### INPUT
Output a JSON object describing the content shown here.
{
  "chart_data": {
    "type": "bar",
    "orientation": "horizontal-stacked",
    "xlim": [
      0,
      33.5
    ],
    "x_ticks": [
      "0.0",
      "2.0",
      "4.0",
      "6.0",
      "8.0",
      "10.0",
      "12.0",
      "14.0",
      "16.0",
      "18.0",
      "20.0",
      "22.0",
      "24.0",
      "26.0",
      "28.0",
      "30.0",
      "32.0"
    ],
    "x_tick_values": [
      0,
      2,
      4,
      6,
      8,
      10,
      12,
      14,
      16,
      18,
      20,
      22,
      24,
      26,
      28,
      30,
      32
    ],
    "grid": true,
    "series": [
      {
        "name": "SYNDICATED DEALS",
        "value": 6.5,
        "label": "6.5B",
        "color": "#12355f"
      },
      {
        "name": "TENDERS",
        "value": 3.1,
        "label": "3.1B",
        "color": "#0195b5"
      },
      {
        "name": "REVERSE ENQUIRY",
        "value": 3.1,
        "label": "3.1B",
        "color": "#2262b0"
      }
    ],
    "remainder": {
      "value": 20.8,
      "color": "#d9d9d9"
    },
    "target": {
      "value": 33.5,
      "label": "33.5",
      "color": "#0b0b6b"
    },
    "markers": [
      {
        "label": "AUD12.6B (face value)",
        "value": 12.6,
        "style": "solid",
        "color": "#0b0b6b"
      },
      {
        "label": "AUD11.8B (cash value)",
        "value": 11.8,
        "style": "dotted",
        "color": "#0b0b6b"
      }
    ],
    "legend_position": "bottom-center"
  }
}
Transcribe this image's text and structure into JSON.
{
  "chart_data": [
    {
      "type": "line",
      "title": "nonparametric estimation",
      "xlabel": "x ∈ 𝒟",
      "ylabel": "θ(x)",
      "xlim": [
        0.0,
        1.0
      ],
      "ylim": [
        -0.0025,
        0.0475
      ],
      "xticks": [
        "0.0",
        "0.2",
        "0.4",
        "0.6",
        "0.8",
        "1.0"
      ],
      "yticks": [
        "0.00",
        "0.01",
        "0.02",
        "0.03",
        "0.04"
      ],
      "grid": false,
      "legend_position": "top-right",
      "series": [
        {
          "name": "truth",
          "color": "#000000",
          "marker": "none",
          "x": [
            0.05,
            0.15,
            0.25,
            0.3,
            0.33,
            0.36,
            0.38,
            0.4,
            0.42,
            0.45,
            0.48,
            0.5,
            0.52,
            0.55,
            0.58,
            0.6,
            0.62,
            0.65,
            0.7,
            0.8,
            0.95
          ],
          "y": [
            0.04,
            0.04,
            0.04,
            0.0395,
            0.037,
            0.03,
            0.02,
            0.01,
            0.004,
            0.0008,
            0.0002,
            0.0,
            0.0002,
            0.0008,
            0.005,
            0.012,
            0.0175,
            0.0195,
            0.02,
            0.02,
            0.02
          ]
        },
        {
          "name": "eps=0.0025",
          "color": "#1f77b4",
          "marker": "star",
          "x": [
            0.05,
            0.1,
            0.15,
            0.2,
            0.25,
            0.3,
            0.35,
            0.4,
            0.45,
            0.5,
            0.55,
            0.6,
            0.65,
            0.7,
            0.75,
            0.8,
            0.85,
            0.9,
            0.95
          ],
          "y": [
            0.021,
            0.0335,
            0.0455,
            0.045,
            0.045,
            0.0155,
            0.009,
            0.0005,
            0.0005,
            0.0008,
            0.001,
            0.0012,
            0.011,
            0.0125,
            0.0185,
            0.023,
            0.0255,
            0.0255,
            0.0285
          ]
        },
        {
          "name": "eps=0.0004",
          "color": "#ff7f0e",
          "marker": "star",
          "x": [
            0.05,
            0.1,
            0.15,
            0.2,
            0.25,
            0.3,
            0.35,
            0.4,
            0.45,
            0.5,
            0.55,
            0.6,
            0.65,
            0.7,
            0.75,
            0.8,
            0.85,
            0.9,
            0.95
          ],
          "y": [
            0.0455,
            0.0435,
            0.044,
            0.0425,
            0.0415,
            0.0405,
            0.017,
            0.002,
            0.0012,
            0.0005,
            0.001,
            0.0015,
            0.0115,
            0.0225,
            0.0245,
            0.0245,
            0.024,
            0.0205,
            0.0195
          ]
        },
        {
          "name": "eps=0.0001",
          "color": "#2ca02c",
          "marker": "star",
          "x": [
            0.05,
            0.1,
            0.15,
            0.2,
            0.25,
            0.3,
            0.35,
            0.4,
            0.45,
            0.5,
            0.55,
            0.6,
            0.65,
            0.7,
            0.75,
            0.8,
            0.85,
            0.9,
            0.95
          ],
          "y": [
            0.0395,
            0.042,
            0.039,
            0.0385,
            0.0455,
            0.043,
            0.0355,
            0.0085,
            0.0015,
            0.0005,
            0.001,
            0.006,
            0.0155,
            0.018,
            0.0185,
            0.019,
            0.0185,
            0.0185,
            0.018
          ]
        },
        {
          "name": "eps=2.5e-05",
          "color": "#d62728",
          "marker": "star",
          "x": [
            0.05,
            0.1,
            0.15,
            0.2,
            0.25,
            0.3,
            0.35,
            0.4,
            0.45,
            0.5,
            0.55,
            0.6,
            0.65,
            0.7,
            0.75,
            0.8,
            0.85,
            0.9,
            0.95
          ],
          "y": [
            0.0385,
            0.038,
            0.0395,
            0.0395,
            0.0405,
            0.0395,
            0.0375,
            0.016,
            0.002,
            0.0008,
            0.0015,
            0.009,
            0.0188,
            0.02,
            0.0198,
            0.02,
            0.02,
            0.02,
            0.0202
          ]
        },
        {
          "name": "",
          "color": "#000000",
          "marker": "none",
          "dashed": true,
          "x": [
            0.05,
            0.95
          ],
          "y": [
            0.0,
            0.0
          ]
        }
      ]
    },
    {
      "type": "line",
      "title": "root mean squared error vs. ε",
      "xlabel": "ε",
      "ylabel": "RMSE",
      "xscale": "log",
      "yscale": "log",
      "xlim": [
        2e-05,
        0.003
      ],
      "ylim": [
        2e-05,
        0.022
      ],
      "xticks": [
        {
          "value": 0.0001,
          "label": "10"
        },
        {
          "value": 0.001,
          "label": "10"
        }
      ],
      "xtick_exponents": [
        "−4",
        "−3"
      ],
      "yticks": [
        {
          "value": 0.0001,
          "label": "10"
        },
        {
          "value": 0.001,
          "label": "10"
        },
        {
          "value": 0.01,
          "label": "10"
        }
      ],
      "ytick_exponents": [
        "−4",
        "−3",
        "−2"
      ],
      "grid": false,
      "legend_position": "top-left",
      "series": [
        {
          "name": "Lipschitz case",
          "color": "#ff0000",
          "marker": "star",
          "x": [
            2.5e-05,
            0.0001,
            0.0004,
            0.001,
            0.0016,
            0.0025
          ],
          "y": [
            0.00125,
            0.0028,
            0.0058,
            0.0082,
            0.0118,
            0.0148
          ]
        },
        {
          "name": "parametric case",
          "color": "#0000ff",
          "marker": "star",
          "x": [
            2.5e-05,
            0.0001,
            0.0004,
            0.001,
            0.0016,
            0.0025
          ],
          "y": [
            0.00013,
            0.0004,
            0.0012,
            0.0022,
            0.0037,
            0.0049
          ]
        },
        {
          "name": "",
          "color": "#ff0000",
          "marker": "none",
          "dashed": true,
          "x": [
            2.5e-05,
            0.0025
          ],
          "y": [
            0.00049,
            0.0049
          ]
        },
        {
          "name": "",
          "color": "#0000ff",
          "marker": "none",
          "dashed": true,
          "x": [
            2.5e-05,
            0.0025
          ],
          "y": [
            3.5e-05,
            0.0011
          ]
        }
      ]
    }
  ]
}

### WHAT YOU WILL DO
Pull out every line in the data above that has the word "case".

### EXERCISE RESULT
          "name": "Lipschitz case",
          "name": "parametric case",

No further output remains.